● Exercise: Keep only those lines of the records that include the string "relative".

● Material supplied:
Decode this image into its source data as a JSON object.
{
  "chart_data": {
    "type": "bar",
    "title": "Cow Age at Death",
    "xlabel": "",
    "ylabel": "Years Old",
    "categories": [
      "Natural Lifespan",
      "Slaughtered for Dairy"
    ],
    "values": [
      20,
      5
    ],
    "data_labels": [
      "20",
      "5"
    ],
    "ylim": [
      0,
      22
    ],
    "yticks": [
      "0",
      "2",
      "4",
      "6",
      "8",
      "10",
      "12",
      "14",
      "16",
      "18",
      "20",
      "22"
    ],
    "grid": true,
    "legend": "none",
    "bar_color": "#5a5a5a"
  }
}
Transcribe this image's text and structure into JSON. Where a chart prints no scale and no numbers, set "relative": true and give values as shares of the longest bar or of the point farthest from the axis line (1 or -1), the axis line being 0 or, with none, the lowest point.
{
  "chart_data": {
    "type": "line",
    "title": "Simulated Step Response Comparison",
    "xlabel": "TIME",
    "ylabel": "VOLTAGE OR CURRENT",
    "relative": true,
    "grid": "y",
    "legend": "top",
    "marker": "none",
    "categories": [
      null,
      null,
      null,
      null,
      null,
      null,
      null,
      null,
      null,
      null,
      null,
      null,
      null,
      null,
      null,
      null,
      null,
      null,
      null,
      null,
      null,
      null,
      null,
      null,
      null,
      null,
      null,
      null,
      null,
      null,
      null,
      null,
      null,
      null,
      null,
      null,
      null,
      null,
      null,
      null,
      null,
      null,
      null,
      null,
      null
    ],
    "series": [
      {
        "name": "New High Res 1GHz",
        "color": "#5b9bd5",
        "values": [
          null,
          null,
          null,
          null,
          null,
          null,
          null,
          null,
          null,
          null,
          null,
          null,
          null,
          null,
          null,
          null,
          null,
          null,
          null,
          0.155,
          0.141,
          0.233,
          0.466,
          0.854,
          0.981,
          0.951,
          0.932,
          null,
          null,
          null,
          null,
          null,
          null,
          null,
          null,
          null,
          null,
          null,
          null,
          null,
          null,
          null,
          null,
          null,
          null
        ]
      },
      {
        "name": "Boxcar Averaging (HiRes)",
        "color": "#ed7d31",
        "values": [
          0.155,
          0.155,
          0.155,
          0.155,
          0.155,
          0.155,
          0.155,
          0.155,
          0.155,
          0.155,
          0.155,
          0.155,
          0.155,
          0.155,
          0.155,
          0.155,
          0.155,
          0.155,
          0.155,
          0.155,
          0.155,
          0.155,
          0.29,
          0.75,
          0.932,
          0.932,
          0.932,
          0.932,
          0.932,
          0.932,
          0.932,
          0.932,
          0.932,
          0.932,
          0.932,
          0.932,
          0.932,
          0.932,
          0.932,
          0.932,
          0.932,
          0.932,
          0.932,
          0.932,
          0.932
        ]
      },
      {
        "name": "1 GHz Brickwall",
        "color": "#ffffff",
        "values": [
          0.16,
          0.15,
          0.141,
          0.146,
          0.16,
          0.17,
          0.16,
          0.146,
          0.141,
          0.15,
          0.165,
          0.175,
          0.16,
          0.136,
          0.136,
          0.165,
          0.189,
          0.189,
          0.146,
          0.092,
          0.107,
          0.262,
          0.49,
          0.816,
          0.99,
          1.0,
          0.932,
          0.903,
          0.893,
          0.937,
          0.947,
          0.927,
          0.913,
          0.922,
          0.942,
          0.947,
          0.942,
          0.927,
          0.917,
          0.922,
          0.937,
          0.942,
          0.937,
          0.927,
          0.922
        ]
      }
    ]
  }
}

● Full solution:
Transcribe this image's text and structure into JSON. Where a chart prints no scale and no numbers, set "relative": true and give values as shares of the longest bar or of the point farthest from the axis line (1 or -1), the axis line being 0 or, with none, the lowest point.
    "relative": true,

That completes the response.